**Stated goal**
Output, please, every line from the line that holds "Extract all readable text from this page." to the end, exactly as written.

* * * * * * *

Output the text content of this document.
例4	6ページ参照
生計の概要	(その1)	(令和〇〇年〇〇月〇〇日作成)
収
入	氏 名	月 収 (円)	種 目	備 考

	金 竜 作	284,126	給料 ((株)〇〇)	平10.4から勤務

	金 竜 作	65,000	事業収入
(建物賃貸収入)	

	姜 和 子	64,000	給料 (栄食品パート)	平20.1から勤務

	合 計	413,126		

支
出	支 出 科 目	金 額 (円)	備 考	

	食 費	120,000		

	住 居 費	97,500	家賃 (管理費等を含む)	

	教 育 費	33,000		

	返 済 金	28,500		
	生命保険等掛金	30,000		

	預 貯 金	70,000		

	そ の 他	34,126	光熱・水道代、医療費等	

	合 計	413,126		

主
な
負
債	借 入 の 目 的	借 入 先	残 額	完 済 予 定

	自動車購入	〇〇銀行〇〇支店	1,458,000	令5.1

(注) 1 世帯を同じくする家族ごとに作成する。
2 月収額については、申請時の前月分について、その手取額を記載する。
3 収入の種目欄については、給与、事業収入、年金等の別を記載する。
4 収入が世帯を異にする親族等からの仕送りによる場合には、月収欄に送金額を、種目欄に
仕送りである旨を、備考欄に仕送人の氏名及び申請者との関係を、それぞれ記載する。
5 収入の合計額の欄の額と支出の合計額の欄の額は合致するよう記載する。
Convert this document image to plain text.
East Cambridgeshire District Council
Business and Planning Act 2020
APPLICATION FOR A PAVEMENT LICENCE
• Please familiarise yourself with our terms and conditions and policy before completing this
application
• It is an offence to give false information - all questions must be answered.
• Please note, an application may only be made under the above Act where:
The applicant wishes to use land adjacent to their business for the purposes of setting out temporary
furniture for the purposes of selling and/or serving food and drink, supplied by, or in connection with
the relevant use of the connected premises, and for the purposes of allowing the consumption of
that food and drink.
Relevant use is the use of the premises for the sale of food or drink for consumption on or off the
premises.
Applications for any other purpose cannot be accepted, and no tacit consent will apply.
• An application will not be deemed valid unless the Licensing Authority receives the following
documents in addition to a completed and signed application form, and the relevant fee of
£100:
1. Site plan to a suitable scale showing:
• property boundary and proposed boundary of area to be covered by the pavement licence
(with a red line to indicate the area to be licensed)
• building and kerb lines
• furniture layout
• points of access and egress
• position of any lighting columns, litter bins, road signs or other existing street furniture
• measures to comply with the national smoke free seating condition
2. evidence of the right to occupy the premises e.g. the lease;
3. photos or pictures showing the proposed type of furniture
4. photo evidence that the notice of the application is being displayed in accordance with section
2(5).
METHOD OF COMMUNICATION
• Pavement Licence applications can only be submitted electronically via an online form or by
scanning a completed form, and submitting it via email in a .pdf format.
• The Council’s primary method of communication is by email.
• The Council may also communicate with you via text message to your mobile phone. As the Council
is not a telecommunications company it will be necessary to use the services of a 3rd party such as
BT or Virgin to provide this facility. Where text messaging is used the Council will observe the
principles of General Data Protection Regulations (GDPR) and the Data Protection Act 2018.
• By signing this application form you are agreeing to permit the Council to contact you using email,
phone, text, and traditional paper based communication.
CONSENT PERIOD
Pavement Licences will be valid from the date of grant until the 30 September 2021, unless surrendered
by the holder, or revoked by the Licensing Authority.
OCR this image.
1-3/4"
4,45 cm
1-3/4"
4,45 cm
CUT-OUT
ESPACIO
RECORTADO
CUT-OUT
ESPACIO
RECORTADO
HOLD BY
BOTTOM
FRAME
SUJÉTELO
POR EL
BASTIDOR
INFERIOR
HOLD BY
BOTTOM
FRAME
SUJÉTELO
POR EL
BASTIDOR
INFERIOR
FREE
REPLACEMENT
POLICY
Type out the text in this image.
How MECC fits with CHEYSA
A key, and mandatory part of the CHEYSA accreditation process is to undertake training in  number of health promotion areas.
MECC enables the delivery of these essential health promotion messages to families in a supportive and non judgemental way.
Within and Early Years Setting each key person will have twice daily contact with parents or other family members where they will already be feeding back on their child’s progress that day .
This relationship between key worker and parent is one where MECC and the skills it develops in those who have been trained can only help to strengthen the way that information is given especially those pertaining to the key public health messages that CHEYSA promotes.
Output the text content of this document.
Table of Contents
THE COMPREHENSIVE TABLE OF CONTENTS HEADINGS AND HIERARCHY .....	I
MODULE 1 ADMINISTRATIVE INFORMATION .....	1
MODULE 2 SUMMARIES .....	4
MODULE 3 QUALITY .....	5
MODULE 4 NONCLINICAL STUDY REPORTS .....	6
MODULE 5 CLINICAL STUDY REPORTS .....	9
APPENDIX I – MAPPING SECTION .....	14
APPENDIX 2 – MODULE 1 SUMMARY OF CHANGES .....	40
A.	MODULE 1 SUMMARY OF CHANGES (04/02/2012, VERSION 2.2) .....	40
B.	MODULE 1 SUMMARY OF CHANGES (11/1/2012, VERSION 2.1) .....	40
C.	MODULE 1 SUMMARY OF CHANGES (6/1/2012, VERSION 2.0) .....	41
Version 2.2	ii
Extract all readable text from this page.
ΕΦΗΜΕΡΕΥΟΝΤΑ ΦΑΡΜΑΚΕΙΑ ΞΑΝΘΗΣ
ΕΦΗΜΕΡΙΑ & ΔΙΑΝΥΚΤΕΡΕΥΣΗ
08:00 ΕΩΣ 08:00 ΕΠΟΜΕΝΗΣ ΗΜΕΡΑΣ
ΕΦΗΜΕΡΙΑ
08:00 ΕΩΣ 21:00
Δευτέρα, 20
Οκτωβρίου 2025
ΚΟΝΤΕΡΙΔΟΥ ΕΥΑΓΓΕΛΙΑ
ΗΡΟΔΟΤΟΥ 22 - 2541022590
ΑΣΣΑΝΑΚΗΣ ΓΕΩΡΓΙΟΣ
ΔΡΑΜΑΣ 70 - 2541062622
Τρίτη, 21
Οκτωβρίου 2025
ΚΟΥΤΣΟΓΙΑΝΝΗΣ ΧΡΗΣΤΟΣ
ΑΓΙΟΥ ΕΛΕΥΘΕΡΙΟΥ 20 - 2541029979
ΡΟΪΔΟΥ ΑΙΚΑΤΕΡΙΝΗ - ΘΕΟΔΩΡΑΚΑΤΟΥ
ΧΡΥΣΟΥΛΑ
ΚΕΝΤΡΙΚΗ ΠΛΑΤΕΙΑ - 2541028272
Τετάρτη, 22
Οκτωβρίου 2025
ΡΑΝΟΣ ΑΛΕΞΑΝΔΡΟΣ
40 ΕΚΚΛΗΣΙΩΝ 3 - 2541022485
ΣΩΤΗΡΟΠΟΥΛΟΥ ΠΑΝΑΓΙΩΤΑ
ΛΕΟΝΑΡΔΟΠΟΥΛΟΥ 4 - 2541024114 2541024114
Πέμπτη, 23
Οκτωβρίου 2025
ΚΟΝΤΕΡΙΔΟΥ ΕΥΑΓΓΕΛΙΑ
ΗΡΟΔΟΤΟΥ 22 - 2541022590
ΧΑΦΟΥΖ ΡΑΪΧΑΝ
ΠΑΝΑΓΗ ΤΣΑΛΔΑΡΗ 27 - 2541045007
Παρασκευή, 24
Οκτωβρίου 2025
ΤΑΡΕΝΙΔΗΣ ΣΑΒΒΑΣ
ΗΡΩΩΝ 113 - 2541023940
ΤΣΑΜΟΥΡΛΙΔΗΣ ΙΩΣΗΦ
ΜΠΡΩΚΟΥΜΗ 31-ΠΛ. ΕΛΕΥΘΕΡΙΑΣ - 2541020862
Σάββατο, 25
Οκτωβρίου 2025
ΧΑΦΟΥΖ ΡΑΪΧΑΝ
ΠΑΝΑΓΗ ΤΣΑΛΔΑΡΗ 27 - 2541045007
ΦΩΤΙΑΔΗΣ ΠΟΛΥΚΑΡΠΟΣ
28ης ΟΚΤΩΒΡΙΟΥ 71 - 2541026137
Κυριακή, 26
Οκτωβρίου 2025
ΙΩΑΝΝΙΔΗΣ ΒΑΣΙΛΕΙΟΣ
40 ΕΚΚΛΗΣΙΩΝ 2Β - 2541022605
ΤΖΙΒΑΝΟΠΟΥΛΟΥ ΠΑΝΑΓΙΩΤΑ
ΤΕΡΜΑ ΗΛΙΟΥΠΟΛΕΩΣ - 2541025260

* * * * * * *

**Response to the task**
Extract all readable text from this page.
ΕΦΗΜΕΡΕΥΟΝΤΑ ΦΑΡΜΑΚΕΙΑ ΞΑΝΘΗΣ
ΕΦΗΜΕΡΙΑ & ΔΙΑΝΥΚΤΕΡΕΥΣΗ
08:00 ΕΩΣ 08:00 ΕΠΟΜΕΝΗΣ ΗΜΕΡΑΣ
ΕΦΗΜΕΡΙΑ
08:00 ΕΩΣ 21:00
Δευτέρα, 20
Οκτωβρίου 2025
ΚΟΝΤΕΡΙΔΟΥ ΕΥΑΓΓΕΛΙΑ
ΗΡΟΔΟΤΟΥ 22 - 2541022590
ΑΣΣΑΝΑΚΗΣ ΓΕΩΡΓΙΟΣ
ΔΡΑΜΑΣ 70 - 2541062622
Τρίτη, 21
Οκτωβρίου 2025
ΚΟΥΤΣΟΓΙΑΝΝΗΣ ΧΡΗΣΤΟΣ
ΑΓΙΟΥ ΕΛΕΥΘΕΡΙΟΥ 20 - 2541029979
ΡΟΪΔΟΥ ΑΙΚΑΤΕΡΙΝΗ - ΘΕΟΔΩΡΑΚΑΤΟΥ
ΧΡΥΣΟΥΛΑ
ΚΕΝΤΡΙΚΗ ΠΛΑΤΕΙΑ - 2541028272
Τετάρτη, 22
Οκτωβρίου 2025
ΡΑΝΟΣ ΑΛΕΞΑΝΔΡΟΣ
40 ΕΚΚΛΗΣΙΩΝ 3 - 2541022485
ΣΩΤΗΡΟΠΟΥΛΟΥ ΠΑΝΑΓΙΩΤΑ
ΛΕΟΝΑΡΔΟΠΟΥΛΟΥ 4 - 2541024114 2541024114
Πέμπτη, 23
Οκτωβρίου 2025
ΚΟΝΤΕΡΙΔΟΥ ΕΥΑΓΓΕΛΙΑ
ΗΡΟΔΟΤΟΥ 22 - 2541022590
ΧΑΦΟΥΖ ΡΑΪΧΑΝ
ΠΑΝΑΓΗ ΤΣΑΛΔΑΡΗ 27 - 2541045007
Παρασκευή, 24
Οκτωβρίου 2025
ΤΑΡΕΝΙΔΗΣ ΣΑΒΒΑΣ
ΗΡΩΩΝ 113 - 2541023940
ΤΣΑΜΟΥΡΛΙΔΗΣ ΙΩΣΗΦ
ΜΠΡΩΚΟΥΜΗ 31-ΠΛ. ΕΛΕΥΘΕΡΙΑΣ - 2541020862
Σάββατο, 25
Οκτωβρίου 2025
ΧΑΦΟΥΖ ΡΑΪΧΑΝ
ΠΑΝΑΓΗ ΤΣΑΛΔΑΡΗ 27 - 2541045007
ΦΩΤΙΑΔΗΣ ΠΟΛΥΚΑΡΠΟΣ
28ης ΟΚΤΩΒΡΙΟΥ 71 - 2541026137
Κυριακή, 26
Οκτωβρίου 2025
ΙΩΑΝΝΙΔΗΣ ΒΑΣΙΛΕΙΟΣ
40 ΕΚΚΛΗΣΙΩΝ 2Β - 2541022605
ΤΖΙΒΑΝΟΠΟΥΛΟΥ ΠΑΝΑΓΙΩΤΑ
ΤΕΡΜΑ ΗΛΙΟΥΠΟΛΕΩΣ - 2541025260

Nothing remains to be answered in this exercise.